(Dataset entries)
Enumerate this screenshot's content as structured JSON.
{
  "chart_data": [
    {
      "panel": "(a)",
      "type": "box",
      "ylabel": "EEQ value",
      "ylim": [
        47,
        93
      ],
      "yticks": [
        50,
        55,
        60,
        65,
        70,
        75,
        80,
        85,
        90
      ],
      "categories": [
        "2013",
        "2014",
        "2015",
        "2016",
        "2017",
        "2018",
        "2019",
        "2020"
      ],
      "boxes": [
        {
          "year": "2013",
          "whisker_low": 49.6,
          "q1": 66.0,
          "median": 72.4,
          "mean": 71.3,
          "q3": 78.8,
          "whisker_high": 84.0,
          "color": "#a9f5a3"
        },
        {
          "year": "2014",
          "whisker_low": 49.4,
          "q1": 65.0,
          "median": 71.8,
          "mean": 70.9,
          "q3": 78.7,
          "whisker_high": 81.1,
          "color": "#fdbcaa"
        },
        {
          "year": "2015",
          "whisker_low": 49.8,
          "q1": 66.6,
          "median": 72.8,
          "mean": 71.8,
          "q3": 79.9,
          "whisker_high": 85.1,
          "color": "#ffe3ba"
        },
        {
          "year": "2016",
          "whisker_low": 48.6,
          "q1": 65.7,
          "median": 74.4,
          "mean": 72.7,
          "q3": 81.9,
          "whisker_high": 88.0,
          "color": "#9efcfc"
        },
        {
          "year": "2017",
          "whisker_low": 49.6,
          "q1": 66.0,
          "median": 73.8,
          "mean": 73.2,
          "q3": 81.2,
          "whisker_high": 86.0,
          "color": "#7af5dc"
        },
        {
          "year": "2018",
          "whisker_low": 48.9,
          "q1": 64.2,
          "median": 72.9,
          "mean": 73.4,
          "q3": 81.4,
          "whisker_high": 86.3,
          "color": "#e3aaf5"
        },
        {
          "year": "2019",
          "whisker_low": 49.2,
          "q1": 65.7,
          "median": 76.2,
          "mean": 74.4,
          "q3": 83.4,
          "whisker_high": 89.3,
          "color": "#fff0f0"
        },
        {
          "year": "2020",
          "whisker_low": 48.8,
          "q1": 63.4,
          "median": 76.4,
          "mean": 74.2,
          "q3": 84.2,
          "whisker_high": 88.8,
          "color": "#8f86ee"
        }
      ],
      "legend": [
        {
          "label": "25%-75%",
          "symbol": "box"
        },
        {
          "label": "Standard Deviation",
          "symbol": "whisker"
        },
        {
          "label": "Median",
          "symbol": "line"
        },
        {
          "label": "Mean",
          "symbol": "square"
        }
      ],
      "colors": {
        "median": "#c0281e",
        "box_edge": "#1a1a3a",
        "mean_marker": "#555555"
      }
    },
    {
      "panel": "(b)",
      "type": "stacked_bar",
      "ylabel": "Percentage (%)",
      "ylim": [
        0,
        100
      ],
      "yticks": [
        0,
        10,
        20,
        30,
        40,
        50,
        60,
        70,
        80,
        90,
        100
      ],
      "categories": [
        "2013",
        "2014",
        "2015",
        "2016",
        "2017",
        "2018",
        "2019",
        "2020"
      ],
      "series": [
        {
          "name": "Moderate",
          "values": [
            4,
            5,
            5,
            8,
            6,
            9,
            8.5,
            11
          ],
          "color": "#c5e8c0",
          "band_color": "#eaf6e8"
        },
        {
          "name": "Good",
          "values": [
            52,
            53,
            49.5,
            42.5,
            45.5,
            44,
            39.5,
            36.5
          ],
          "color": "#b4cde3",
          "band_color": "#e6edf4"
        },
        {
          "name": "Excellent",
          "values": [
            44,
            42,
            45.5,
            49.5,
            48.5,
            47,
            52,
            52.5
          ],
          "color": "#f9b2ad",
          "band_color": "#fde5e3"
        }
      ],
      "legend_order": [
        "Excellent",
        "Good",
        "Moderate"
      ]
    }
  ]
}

» **Request**: Each record must be returned exactly as it is written.

» **Solution for this task**:
Enumerate this screenshot's content as structured JSON.
{
  "chart_data": [
    {
      "panel": "(a)",
      "type": "box",
      "ylabel": "EEQ value",
      "ylim": [
        47,
        93
      ],
      "yticks": [
        50,
        55,
        60,
        65,
        70,
        75,
        80,
        85,
        90
      ],
      "categories": [
        "2013",
        "2014",
        "2015",
        "2016",
        "2017",
        "2018",
        "2019",
        "2020"
      ],
      "boxes": [
        {
          "year": "2013",
          "whisker_low": 49.6,
          "q1": 66.0,
          "median": 72.4,
          "mean": 71.3,
          "q3": 78.8,
          "whisker_high": 84.0,
          "color": "#a9f5a3"
        },
        {
          "year": "2014",
          "whisker_low": 49.4,
          "q1": 65.0,
          "median": 71.8,
          "mean": 70.9,
          "q3": 78.7,
          "whisker_high": 81.1,
          "color": "#fdbcaa"
        },
        {
          "year": "2015",
          "whisker_low": 49.8,
          "q1": 66.6,
          "median": 72.8,
          "mean": 71.8,
          "q3": 79.9,
          "whisker_high": 85.1,
          "color": "#ffe3ba"
        },
        {
          "year": "2016",
          "whisker_low": 48.6,
          "q1": 65.7,
          "median": 74.4,
          "mean": 72.7,
          "q3": 81.9,
          "whisker_high": 88.0,
          "color": "#9efcfc"
        },
        {
          "year": "2017",
          "whisker_low": 49.6,
          "q1": 66.0,
          "median": 73.8,
          "mean": 73.2,
          "q3": 81.2,
          "whisker_high": 86.0,
          "color": "#7af5dc"
        },
        {
          "year": "2018",
          "whisker_low": 48.9,
          "q1": 64.2,
          "median": 72.9,
          "mean": 73.4,
          "q3": 81.4,
          "whisker_high": 86.3,
          "color": "#e3aaf5"
        },
        {
          "year": "2019",
          "whisker_low": 49.2,
          "q1": 65.7,
          "median": 76.2,
          "mean": 74.4,
          "q3": 83.4,
          "whisker_high": 89.3,
          "color": "#fff0f0"
        },
        {
          "year": "2020",
          "whisker_low": 48.8,
          "q1": 63.4,
          "median": 76.4,
          "mean": 74.2,
          "q3": 84.2,
          "whisker_high": 88.8,
          "color": "#8f86ee"
        }
      ],
      "legend": [
        {
          "label": "25%-75%",
          "symbol": "box"
        },
        {
          "label": "Standard Deviation",
          "symbol": "whisker"
        },
        {
          "label": "Median",
          "symbol": "line"
        },
        {
          "label": "Mean",
          "symbol": "square"
        }
      ],
      "colors": {
        "median": "#c0281e",
        "box_edge": "#1a1a3a",
        "mean_marker": "#555555"
      }
    },
    {
      "panel": "(b)",
      "type": "stacked_bar",
      "ylabel": "Percentage (%)",
      "ylim": [
        0,
        100
      ],
      "yticks": [
        0,
        10,
        20,
        30,
        40,
        50,
        60,
        70,
        80,
        90,
        100
      ],
      "categories": [
        "2013",
        "2014",
        "2015",
        "2016",
        "2017",
        "2018",
        "2019",
        "2020"
      ],
      "series": [
        {
          "name": "Moderate",
          "values": [
            4,
            5,
            5,
            8,
            6,
            9,
            8.5,
            11
          ],
          "color": "#c5e8c0",
          "band_color": "#eaf6e8"
        },
        {
          "name": "Good",
          "values": [
            52,
            53,
            49.5,
            42.5,
            45.5,
            44,
            39.5,
            36.5
          ],
          "color": "#b4cde3",
          "band_color": "#e6edf4"
        },
        {
          "name": "Excellent",
          "values": [
            44,
            42,
            45.5,
            49.5,
            48.5,
            47,
            52,
            52.5
          ],
          "color": "#f9b2ad",
          "band_color": "#fde5e3"
        }
      ],
      "legend_order": [
        "Excellent",
        "Good",
        "Moderate"
      ]
    }
  ]
}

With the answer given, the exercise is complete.